• **What is asked**: Give the data again, word for word.

======== Source records ========

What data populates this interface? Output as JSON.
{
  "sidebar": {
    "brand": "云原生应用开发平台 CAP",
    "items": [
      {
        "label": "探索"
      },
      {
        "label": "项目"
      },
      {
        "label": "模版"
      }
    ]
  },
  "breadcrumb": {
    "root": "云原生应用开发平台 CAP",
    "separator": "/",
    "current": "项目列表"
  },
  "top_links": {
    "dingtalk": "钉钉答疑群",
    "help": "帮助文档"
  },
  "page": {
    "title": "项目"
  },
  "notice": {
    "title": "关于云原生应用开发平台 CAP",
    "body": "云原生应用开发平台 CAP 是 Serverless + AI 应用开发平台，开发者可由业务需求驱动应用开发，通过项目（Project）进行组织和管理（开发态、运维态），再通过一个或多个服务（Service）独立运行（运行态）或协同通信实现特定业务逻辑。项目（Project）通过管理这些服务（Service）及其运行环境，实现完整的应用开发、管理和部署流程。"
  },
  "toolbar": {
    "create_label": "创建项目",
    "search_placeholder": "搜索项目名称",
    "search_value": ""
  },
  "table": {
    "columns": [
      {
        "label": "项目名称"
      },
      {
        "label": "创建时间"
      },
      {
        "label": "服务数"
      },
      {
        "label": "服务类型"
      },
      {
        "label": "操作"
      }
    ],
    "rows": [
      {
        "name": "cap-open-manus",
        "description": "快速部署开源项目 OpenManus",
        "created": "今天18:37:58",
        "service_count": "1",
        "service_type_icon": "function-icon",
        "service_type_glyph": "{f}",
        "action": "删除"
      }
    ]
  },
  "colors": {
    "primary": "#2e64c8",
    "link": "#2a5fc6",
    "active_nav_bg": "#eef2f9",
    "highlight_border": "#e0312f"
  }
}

========

• **Written response**:
What data populates this interface? Output as JSON.
{
  "sidebar": {
    "brand": "云原生应用开发平台 CAP",
    "items": [
      {
        "label": "探索"
      },
      {
        "label": "项目"
      },
      {
        "label": "模版"
      }
    ]
  },
  "breadcrumb": {
    "root": "云原生应用开发平台 CAP",
    "separator": "/",
    "current": "项目列表"
  },
  "top_links": {
    "dingtalk": "钉钉答疑群",
    "help": "帮助文档"
  },
  "page": {
    "title": "项目"
  },
  "notice": {
    "title": "关于云原生应用开发平台 CAP",
    "body": "云原生应用开发平台 CAP 是 Serverless + AI 应用开发平台，开发者可由业务需求驱动应用开发，通过项目（Project）进行组织和管理（开发态、运维态），再通过一个或多个服务（Service）独立运行（运行态）或协同通信实现特定业务逻辑。项目（Project）通过管理这些服务（Service）及其运行环境，实现完整的应用开发、管理和部署流程。"
  },
  "toolbar": {
    "create_label": "创建项目",
    "search_placeholder": "搜索项目名称",
    "search_value": ""
  },
  "table": {
    "columns": [
      {
        "label": "项目名称"
      },
      {
        "label": "创建时间"
      },
      {
        "label": "服务数"
      },
      {
        "label": "服务类型"
      },
      {
        "label": "操作"
      }
    ],
    "rows": [
      {
        "name": "cap-open-manus",
        "description": "快速部署开源项目 OpenManus",
        "created": "今天18:37:58",
        "service_count": "1",
        "service_type_icon": "function-icon",
        "service_type_glyph": "{f}",
        "action": "删除"
      }
    ]
  },
  "colors": {
    "primary": "#2e64c8",
    "link": "#2a5fc6",
    "active_nav_bg": "#eef2f9",
    "highlight_border": "#e0312f"
  }
}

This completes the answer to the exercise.